— start Dataset rows —
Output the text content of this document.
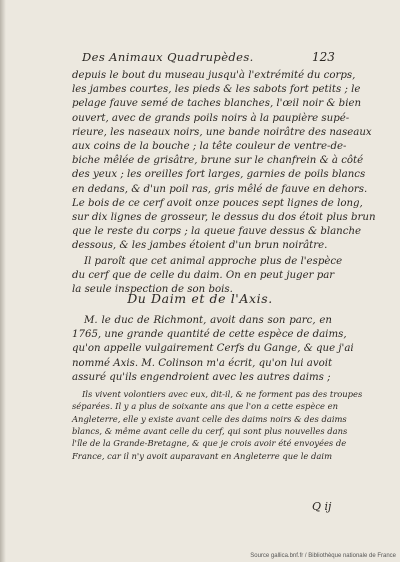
Des Animaux Quadrupèdes.	123
depuis le bout du museau jusqu'à l'extrémité du corps,
les jambes courtes, les pieds & les sabots fort petits ; le
pelage fauve semé de taches blanches, l'œil noir & bien
ouvert, avec de grands poils noirs à la paupière supé-
rieure, les naseaux noirs, une bande noirâtre des naseaux
aux coins de la bouche ; la tête couleur de ventre-de-
biche mêlée de grisâtre, brune sur le chanfrein & à côté
des yeux ; les oreilles fort larges, garnies de poils blancs
en dedans, & d'un poil ras, gris mêlé de fauve en dehors.
Le bois de ce cerf avoit onze pouces sept lignes de long,
sur dix lignes de grosseur, le dessus du dos étoit plus brun
que le reste du corps ; la queue fauve dessus & blanche
dessous, & les jambes étoient d'un brun noirâtre.
Il paroît que cet animal approche plus de l'espèce
du cerf que de celle du daim. On en peut juger par
la seule inspection de son bois.
Du Daim et de l'Axis.
M. le duc de Richmont, avoit dans son parc, en
1765, une grande quantité de cette espèce de daims,
qu'on appelle vulgairement Cerfs du Gange, & que j'ai
nommé Axis. M. Colinson m'a écrit, qu'on lui avoit
assuré qu'ils engendroient avec les autres daims ;
Ils vivent volontiers avec eux, dit-il, & ne forment pas des troupes
séparées. Il y a plus de soixante ans que l'on a cette espèce en
Angleterre, elle y existe avant celle des daims noirs & des daims
blancs, & même avant celle du cerf, qui sont plus nouvelles dans
l'île de la Grande-Bretagne, & que je crois avoir été envoyées de
France, car il n'y avoit auparavant en Angleterre que le daim
Q ij
Source gallica.bnf.fr / Bibliothèque nationale de France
— end Dataset rows —
● **Prompt**
Pull out every line holding "cette" from the records above, and copy it.

● **Final result**
1765, une grande quantité de cette espèce de daims,
séparées. Il y a plus de soixante ans que l'on a cette espèce en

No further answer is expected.